## Task goal
In your copy, leave out the pictures and repeat the entries below exactly.
═════ Record list
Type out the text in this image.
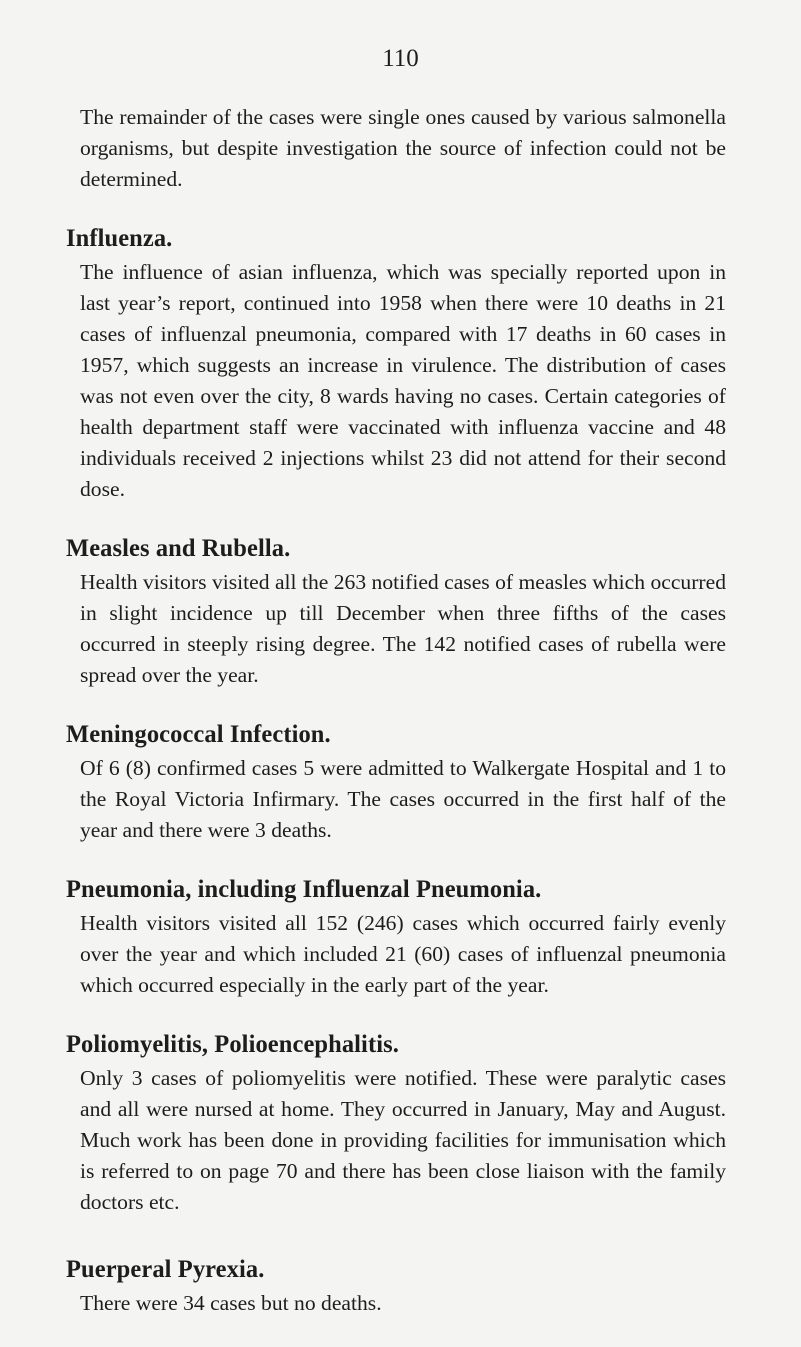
110

The remainder of the cases were single ones caused by various salmonella organisms, but despite investigation the source of infection could not be determined.

Influenza.

The influence of asian influenza, which was specially reported upon in last year’s report, continued into 1958 when there were 10 deaths in 21 cases of influenzal pneumonia, compared with 17 deaths in 60 cases in 1957, which suggests an increase in virulence. The distribution of cases was not even over the city, 8 wards having no cases. Certain categories of health department staff were vaccinated with influenza vaccine and 48 individuals received 2 injections whilst 23 did not attend for their second dose.

Measles and Rubella.

Health visitors visited all the 263 notified cases of measles which occurred in slight incidence up till December when three fifths of the cases occurred in steeply rising degree. The 142 notified cases of rubella were spread over the year.

Meningococcal Infection.

Of 6 (8) confirmed cases 5 were admitted to Walkergate Hospital and 1 to the Royal Victoria Infirmary. The cases occurred in the first half of the year and there were 3 deaths.

Pneumonia, including Influenzal Pneumonia.

Health visitors visited all 152 (246) cases which occurred fairly evenly over the year and which included 21 (60) cases of influenzal pneumonia which occurred especially in the early part of the year.

Poliomyelitis, Polioencephalitis.

Only 3 cases of poliomyelitis were notified. These were paralytic cases and all were nursed at home. They occurred in January, May and August. Much work has been done in providing facilities for immunisation which is referred to on page 70 and there has been close liaison with the family doctors etc.

Puerperal Pyrexia.

There were 34 cases but no deaths.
══════════
## Task answer
Type out the text in this image.
110

The remainder of the cases were single ones caused by various salmonella organisms, but despite investigation the source of infection could not be determined.

Influenza.

The influence of asian influenza, which was specially reported upon in last year’s report, continued into 1958 when there were 10 deaths in 21 cases of influenzal pneumonia, compared with 17 deaths in 60 cases in 1957, which suggests an increase in virulence. The distribution of cases was not even over the city, 8 wards having no cases. Certain categories of health department staff were vaccinated with influenza vaccine and 48 individuals received 2 injections whilst 23 did not attend for their second dose.

Measles and Rubella.

Health visitors visited all the 263 notified cases of measles which occurred in slight incidence up till December when three fifths of the cases occurred in steeply rising degree. The 142 notified cases of rubella were spread over the year.

Meningococcal Infection.

Of 6 (8) confirmed cases 5 were admitted to Walkergate Hospital and 1 to the Royal Victoria Infirmary. The cases occurred in the first half of the year and there were 3 deaths.

Pneumonia, including Influenzal Pneumonia.

Health visitors visited all 152 (246) cases which occurred fairly evenly over the year and which included 21 (60) cases of influenzal pneumonia which occurred especially in the early part of the year.

Poliomyelitis, Polioencephalitis.

Only 3 cases of poliomyelitis were notified. These were paralytic cases and all were nursed at home. They occurred in January, May and August. Much work has been done in providing facilities for immunisation which is referred to on page 70 and there has been close liaison with the family doctors etc.

Puerperal Pyrexia.

There were 34 cases but no deaths.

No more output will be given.